* _Required task_
Images are not part of the copy; write out the rest of the data exactly as given.

[Dataset items]
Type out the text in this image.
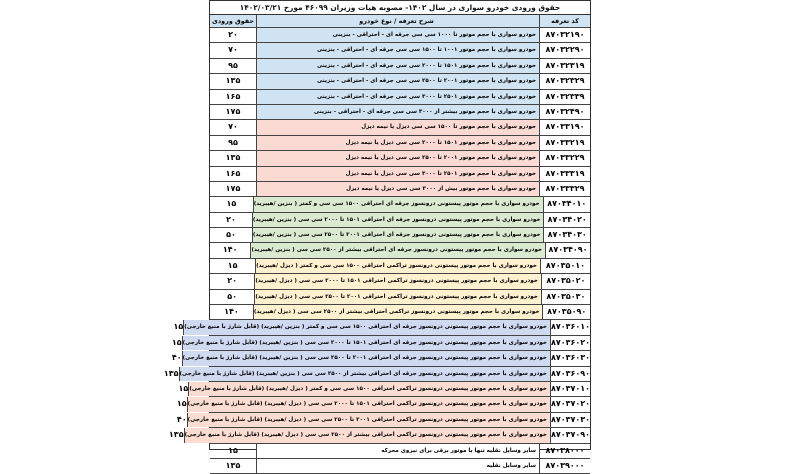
حقوق ورودی خودرو سواری در سال ۱۴۰۲- مصوبه هیات وزیران ۴۶۰۹۹ مورخ ۱۴۰۲/۰۳/۲۱
کد تعرفه
شرح تعرفه / نوع خودرو
حقوق ورودی
۸۷۰۳۲۱۹۰
خودرو سواری با حجم موتور تا ۱۰۰۰ سی سی جرقه ای - احتراقی - بنزینی
۲۰
۸۷۰۳۲۲۹۰
خودرو سواری با حجم موتور ۱۰۰۱ تا ۱۵۰۰ سی سی جرقه ای - احتراقی - بنزینی
۷۰
۸۷۰۳۲۳۱۹
خودرو سواری با حجم موتور ۱۵۰۱ تا ۲۰۰۰ سی سی جرقه ای - احتراقی - بنزینی
۹۵
۸۷۰۳۲۳۲۹
خودرو سواری با حجم موتور ۲۰۰۱ تا ۲۵۰۰ سی سی جرقه ای - احتراقی - بنزینی
۱۳۵
۸۷۰۳۲۳۳۹
خودرو سواری با حجم موتور ۲۵۰۱ تا ۳۰۰۰ سی سی جرقه ای - احتراقی - بنزینی
۱۶۵
۸۷۰۳۲۴۹۰
خودرو سواری با حجم موتور بیشتر از ۳۰۰۰ سی سی جرقه ای - احتراقی - بنزینی
۱۷۵
۸۷۰۳۳۱۹۰
خودرو سواری با حجم موتور تا ۱۵۰۰ سی سی دیزل یا نیمه دیزل
۷۰
۸۷۰۳۳۲۱۹
خودرو سواری با حجم موتور ۱۵۰۱ تا ۲۰۰۰ سی سی دیزل یا نیمه دیزل
۹۵
۸۷۰۳۳۲۲۹
خودرو سواری با حجم موتور ۲۰۰۱ تا ۲۵۰۰ سی سی دیزل یا نیمه دیزل
۱۳۵
۸۷۰۳۳۳۱۹
خودرو سواری با حجم موتور ۲۵۰۱ تا ۳۰۰۰ سی سی دیزل یا نیمه دیزل
۱۶۵
۸۷۰۳۳۳۲۹
خودرو سواری با حجم موتور بیش از ۳۰۰۰ سی سی دیزل یا نیمه دیزل
۱۷۵
۸۷۰۳۴۰۱۰
خودرو سواری با حجم موتور پیستونی درونسوز جرقه ای احتراقی ۱۵۰۰ سی سی و کمتر ( بنزین /هیبرید)
۱۵
۸۷۰۳۴۰۲۰
خودرو سواری با حجم موتور پیستونی درونسوز جرقه ای احتراقی ۱۵۰۱ تا ۲۰۰۰ سی سی ( بنزین /هیبرید)
۲۰
۸۷۰۳۴۰۳۰
خودرو سواری با حجم موتور پیستونی درونسوز جرقه ای احتراقی ۲۰۰۱ تا ۲۵۰۰ سی سی ( بنزین /هیبرید)
۵۰
۸۷۰۳۴۰۹۰
خودرو سواری با حجم موتور پیستونی درونسوز جرقه ای احتراقی بیشتر از ۲۵۰۰ سی سی ( بنزین /هیبرید)
۱۴۰
۸۷۰۳۵۰۱۰
خودرو سواری با حجم موتور پیستونی درونسوز تراکمی احتراقی ۱۵۰۰ سی سی و کمتر ( دیزل /هیبرید)
۱۵
۸۷۰۳۵۰۲۰
خودرو سواری با حجم موتور پیستونی درونسوز تراکمی احتراقی ۱۵۰۱ تا ۲۰۰۰ سی سی ( دیزل /هیبرید)
۲۰
۸۷۰۳۵۰۳۰
خودرو سواری با حجم موتور پیستونی درونسوز تراکمی احتراقی ۲۰۰۱ تا ۲۵۰۰ سی سی ( دیزل /هیبرید)
۵۰
۸۷۰۳۵۰۹۰
خودرو سواری با حجم موتور پیستونی درونسوز تراکمی احتراقی بیشتر از ۲۵۰۰ سی سی ( دیزل /هیبرید)
۱۴۰
۸۷۰۳۶۰۱۰
خودرو سواری با حجم موتور پیستونی درونسوز جرقه ای احتراقی ۱۵۰۰ سی سی و کمتر ( بنزین /هیبرید) (قابل شارژ با منبع خارجی)
۱۵
۸۷۰۳۶۰۲۰
خودرو سواری با حجم موتور پیستونی درونسوز جرقه ای احتراقی ۱۵۰۱ تا ۲۰۰۰ سی سی ( بنزین /هیبرید) (قابل شارژ با منبع خارجی)
۱۵
۸۷۰۳۶۰۳۰
خودرو سواری با حجم موتور پیستونی درونسوز جرقه ای احتراقی ۲۰۰۱ تا ۲۵۰۰ سی سی ( بنزین /هیبرید) (قابل شارژ با منبع خارجی)
۴۰
۸۷۰۳۶۰۹۰
خودرو سواری با حجم موتور پیستونی درونسوز جرقه ای احتراقی بیشتر از ۲۵۰۰ سی سی ( بنزین /هیبرید) (قابل شارژ با منبع خارجی)
۱۳۵
۸۷۰۳۷۰۱۰
خودرو سواری با حجم موتور پیستونی درونسوز تراکمی احتراقی ۱۵۰۰ سی سی و کمتر ( دیزل /هیبرید) (قابل شارژ با منبع خارجی)
۱۵
۸۷۰۳۷۰۲۰
خودرو سواری با حجم موتور پیستونی درونسوز تراکمی احتراقی ۱۵۰۱ تا ۲۰۰۰ سی سی ( دیزل /هیبرید) (قابل شارژ با منبع خارجی)
۱۵
۸۷۰۳۷۰۳۰
خودرو سواری با حجم موتور پیستونی درونسوز تراکمی احتراقی ۲۰۰۱ تا ۲۵۰۰ سی سی ( دیزل /هیبرید) (قابل شارژ با منبع خارجی)
۴۰
۸۷۰۳۷۰۹۰
خودرو سواری با حجم موتور پیستونی درونسوز تراکمی احتراقی بیشتر از ۲۵۰۰ سی سی ( دیزل /هیبرید) (قابل شارژ با منبع خارجی)
۱۳۵
۸۷۰۳۸۰۰۰
سایر وسایل نقلیه تنها با موتور برقی برای نیروی محرکه
۱۵
۸۷۰۳۹۰۰۰
سایر وسایل نقلیه
۱۳۵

* _Result of the exercise_
Type out the text in this image.
حقوق ورودی خودرو سواری در سال ۱۴۰۲- مصوبه هیات وزیران ۴۶۰۹۹ مورخ ۱۴۰۲/۰۳/۲۱
کد تعرفه
شرح تعرفه / نوع خودرو
حقوق ورودی
۸۷۰۳۲۱۹۰
خودرو سواری با حجم موتور تا ۱۰۰۰ سی سی جرقه ای - احتراقی - بنزینی
۲۰
۸۷۰۳۲۲۹۰
خودرو سواری با حجم موتور ۱۰۰۱ تا ۱۵۰۰ سی سی جرقه ای - احتراقی - بنزینی
۷۰
۸۷۰۳۲۳۱۹
خودرو سواری با حجم موتور ۱۵۰۱ تا ۲۰۰۰ سی سی جرقه ای - احتراقی - بنزینی
۹۵
۸۷۰۳۲۳۲۹
خودرو سواری با حجم موتور ۲۰۰۱ تا ۲۵۰۰ سی سی جرقه ای - احتراقی - بنزینی
۱۳۵
۸۷۰۳۲۳۳۹
خودرو سواری با حجم موتور ۲۵۰۱ تا ۳۰۰۰ سی سی جرقه ای - احتراقی - بنزینی
۱۶۵
۸۷۰۳۲۴۹۰
خودرو سواری با حجم موتور بیشتر از ۳۰۰۰ سی سی جرقه ای - احتراقی - بنزینی
۱۷۵
۸۷۰۳۳۱۹۰
خودرو سواری با حجم موتور تا ۱۵۰۰ سی سی دیزل یا نیمه دیزل
۷۰
۸۷۰۳۳۲۱۹
خودرو سواری با حجم موتور ۱۵۰۱ تا ۲۰۰۰ سی سی دیزل یا نیمه دیزل
۹۵
۸۷۰۳۳۲۲۹
خودرو سواری با حجم موتور ۲۰۰۱ تا ۲۵۰۰ سی سی دیزل یا نیمه دیزل
۱۳۵
۸۷۰۳۳۳۱۹
خودرو سواری با حجم موتور ۲۵۰۱ تا ۳۰۰۰ سی سی دیزل یا نیمه دیزل
۱۶۵
۸۷۰۳۳۳۲۹
خودرو سواری با حجم موتور بیش از ۳۰۰۰ سی سی دیزل یا نیمه دیزل
۱۷۵
۸۷۰۳۴۰۱۰
خودرو سواری با حجم موتور پیستونی درونسوز جرقه ای احتراقی ۱۵۰۰ سی سی و کمتر ( بنزین /هیبرید)
۱۵
۸۷۰۳۴۰۲۰
خودرو سواری با حجم موتور پیستونی درونسوز جرقه ای احتراقی ۱۵۰۱ تا ۲۰۰۰ سی سی ( بنزین /هیبرید)
۲۰
۸۷۰۳۴۰۳۰
خودرو سواری با حجم موتور پیستونی درونسوز جرقه ای احتراقی ۲۰۰۱ تا ۲۵۰۰ سی سی ( بنزین /هیبرید)
۵۰
۸۷۰۳۴۰۹۰
خودرو سواری با حجم موتور پیستونی درونسوز جرقه ای احتراقی بیشتر از ۲۵۰۰ سی سی ( بنزین /هیبرید)
۱۴۰
۸۷۰۳۵۰۱۰
خودرو سواری با حجم موتور پیستونی درونسوز تراکمی احتراقی ۱۵۰۰ سی سی و کمتر ( دیزل /هیبرید)
۱۵
۸۷۰۳۵۰۲۰
خودرو سواری با حجم موتور پیستونی درونسوز تراکمی احتراقی ۱۵۰۱ تا ۲۰۰۰ سی سی ( دیزل /هیبرید)
۲۰
۸۷۰۳۵۰۳۰
خودرو سواری با حجم موتور پیستونی درونسوز تراکمی احتراقی ۲۰۰۱ تا ۲۵۰۰ سی سی ( دیزل /هیبرید)
۵۰
۸۷۰۳۵۰۹۰
خودرو سواری با حجم موتور پیستونی درونسوز تراکمی احتراقی بیشتر از ۲۵۰۰ سی سی ( دیزل /هیبرید)
۱۴۰
۸۷۰۳۶۰۱۰
خودرو سواری با حجم موتور پیستونی درونسوز جرقه ای احتراقی ۱۵۰۰ سی سی و کمتر ( بنزین /هیبرید) (قابل شارژ با منبع خارجی)
۱۵
۸۷۰۳۶۰۲۰
خودرو سواری با حجم موتور پیستونی درونسوز جرقه ای احتراقی ۱۵۰۱ تا ۲۰۰۰ سی سی ( بنزین /هیبرید) (قابل شارژ با منبع خارجی)
۱۵
۸۷۰۳۶۰۳۰
خودرو سواری با حجم موتور پیستونی درونسوز جرقه ای احتراقی ۲۰۰۱ تا ۲۵۰۰ سی سی ( بنزین /هیبرید) (قابل شارژ با منبع خارجی)
۴۰
۸۷۰۳۶۰۹۰
خودرو سواری با حجم موتور پیستونی درونسوز جرقه ای احتراقی بیشتر از ۲۵۰۰ سی سی ( بنزین /هیبرید) (قابل شارژ با منبع خارجی)
۱۳۵
۸۷۰۳۷۰۱۰
خودرو سواری با حجم موتور پیستونی درونسوز تراکمی احتراقی ۱۵۰۰ سی سی و کمتر ( دیزل /هیبرید) (قابل شارژ با منبع خارجی)
۱۵
۸۷۰۳۷۰۲۰
خودرو سواری با حجم موتور پیستونی درونسوز تراکمی احتراقی ۱۵۰۱ تا ۲۰۰۰ سی سی ( دیزل /هیبرید) (قابل شارژ با منبع خارجی)
۱۵
۸۷۰۳۷۰۳۰
خودرو سواری با حجم موتور پیستونی درونسوز تراکمی احتراقی ۲۰۰۱ تا ۲۵۰۰ سی سی ( دیزل /هیبرید) (قابل شارژ با منبع خارجی)
۴۰
۸۷۰۳۷۰۹۰
خودرو سواری با حجم موتور پیستونی درونسوز تراکمی احتراقی بیشتر از ۲۵۰۰ سی سی ( دیزل /هیبرید) (قابل شارژ با منبع خارجی)
۱۳۵
۸۷۰۳۸۰۰۰
سایر وسایل نقلیه تنها با موتور برقی برای نیروی محرکه
۱۵
۸۷۰۳۹۰۰۰
سایر وسایل نقلیه
۱۳۵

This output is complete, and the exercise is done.